Excerpt ::
====================
Flynn's off the record association with Albayrak and Çavuşoğlu was highly irregular for a retired 3-Star General about to become a US National Security Director. Çavuşoğlu was the founder of Turkey's notoriously corrupt Justice and Development Party (AKP)and Albayrak, Erdogan's son-in-law, had been implicated in a scheme to smuggle oil produced by ISIS through Turkey. Meeting with these men was completely outside the boundaries of traditional State Department protocols and clearly suggestive of a premeditated effort to engage in kidnapping and quite possibly, extortion. Woolsey's alarm served as yet another early warning signal to US intelligence agencies that Trump was bringing onboard a host of criminal associates deeply involved in circumventing the diplomatic community at large. A creative and culturally attuned intelligence analyst might even suggest that the colorful events leading up to the meeting were an indication that the bungling and small minded petty thievery depicted in HBO's smash hit The Sopranos had metastasized and come home to roost as America's new political reality. Going forward, international politics was more likely to be conducted like a reality television show portraying international crime families staging very public media events while they privately plotted collusion or going to war with each other.
When Flynn's dangerously unhinged proposal fell upon deaf ears it appears that a quasi-legal remedy to Zarrab's nerve wracking presence in the US judicial system was going to be required if the wider story of his arrest was to be kept quiet. To this end, the Trump administration's foremost legal scholar and former New York City Mayor, Rudolph Giuliani, traveled to Turkey in late February, 2017. Former US Attorney General Michael Mukasey accompanied Trump's old friend and legal consigliere. While in Turkey they met privately with President Erdogan, hoping to broker a prisoner exchange. Turkish authorities had a US pastor alleged to be part of Gulen's network under house arrest and it was hoped that a private, diplomatic exchange could be facilitated to avoid a messy criminal trial involving Zarrab. Despite the high ranking stature of all of the participants involved, the meeting failed.
Erdogan was wise to demure. Flynn's resignation less than two weeks earlier on Feb 13, 2017, left little margin for the Turkish side to accurately assess the quickly evolving developments. In all likelihood, the timing of the visit must have made Guiliani and Mukasey appear to be desperate “statesmen” who were tone deaf to the corruption controversies swirling around the Turkish leader's administration. Accepting Zarrab's return would have exposed Erdogan to a public relations nightmare. If Guiliani or Mukasey had consulted Twitter before they left for Turkey they would have seen that the nation's Twittersphere was exploding with ardent support for Preet Bharara, the prosecutor responsible for the arrest of Reza Zarrab.
====================
Data ::
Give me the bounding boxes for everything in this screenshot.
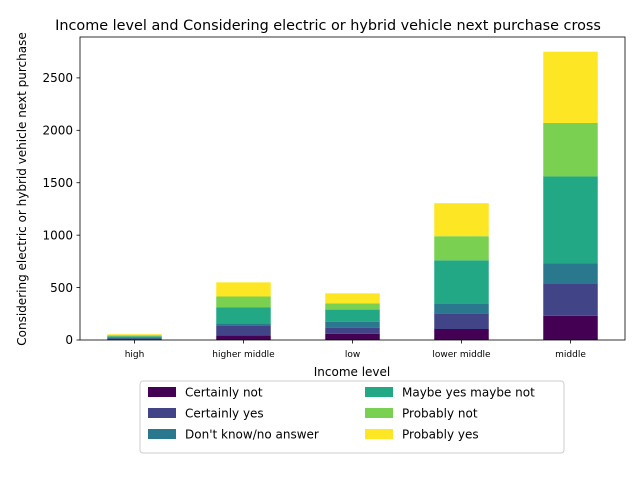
====================
What to work on ::
(A) In the excerpt on the Zarrab case, turn the paragraph beginning "When Flynn's dangerously unhinged proposal" into a short bulleted list that keeps its main facts.
(B) Carry on the excerpt on the Zarrab case from the end of its final paragraph.

Results for each task ::
(A)
- After Flynn's proposal fell on deaf ears, a quasi-legal remedy appeared necessary to keep the wider story of Zarrab's arrest quiet.
- Rudolph Giuliani traveled to Turkey in late February 2017, accompanied by former US Attorney General Michael Mukasey.
- The two met privately with President Erdogan, hoping to broker a prisoner exchange.
- Turkish authorities had a US pastor, alleged to be part of Gulen's network, under house arrest. The hope was that a private diplomatic exchange would avoid a messy criminal trial involving Zarrab.
- Despite the high rank of everyone involved, the meeting failed.

(B)
President Trump fired Bharara approximately two weeks later on March 11, 2017. The move immediately ended Bharara's effort to prosecute the case and kept the probe into Zarrab's connections with the Turkish government, Michael Flynn and American banks out of the media spotlight. Trump's decision also served to interfere with the prosecution of a Russian real estate company accused of laundering money through properties listed in New York City. Bharara's replacement, acting Attorney General for Southern New York Joon Kim, would continue to prosecute each case but both investigations were served a temporary set back by Trump's action.
On a third front, Trump's firing of Bharara may have also set into motion the release of a Russian spy arrested and accused of espionage by Bharara in 2016. The spy, Yevgeny Buryakov, had been accused of recruiting Trump Foreign Policy Advisor Carter Page as an agent of the Russian intelligence services. After Trump fired Bharara, Buryakov was released from prison early and deported back to Russia. The move would later deny Mueller access to a critical witness. In all three instances, the President's dismissal of the acting Attorney General served to obstruct and delay judicial oversight.
Despite Trump's controversial intervention, the fate of Reza Zarrab, and his continued silence, remained a deep concern to many powerful players in the US and Turkey. Giuliani and Mukasey, still anxious to help, worked indefatigably to seek ways to extend and wield their considerable power on behalf of Zarrab, Flynn and Trump.
Undeterred by the glaring conflict of interest posed by their past legal work for the same US banks victimized in Zarrab's scheme they submitted their affidavits to the Manhattan court overseeing Zarrab's trial on April 14, 2017. To overcome the obvious conflict of interest inherent in their desire to represent Zarrab the court documents sent to District Judge Richard Berman suggested that their involvement in the case would not involve trial appearances. It was a show of extraordinary legal maneuvering that laid bare their thinly veiled attempt at impartiality. Judge Berman, justifiably upset, skewered Giuliani and Mukasey for their disingenuous claims. The obvious avoidance of Zarrab's intimate connections to Iran was undeniably misleading. According to Berman, Iran was the “elephant in the room” and both affidavits, almost identical in their wording, made no mention of Iran at all. Instead both statements called upon the court to seek a diplomatic solution to a politically sensitive issue. In other words Giuliani and Mukasey were hoping that Berman would would simply make the case go away.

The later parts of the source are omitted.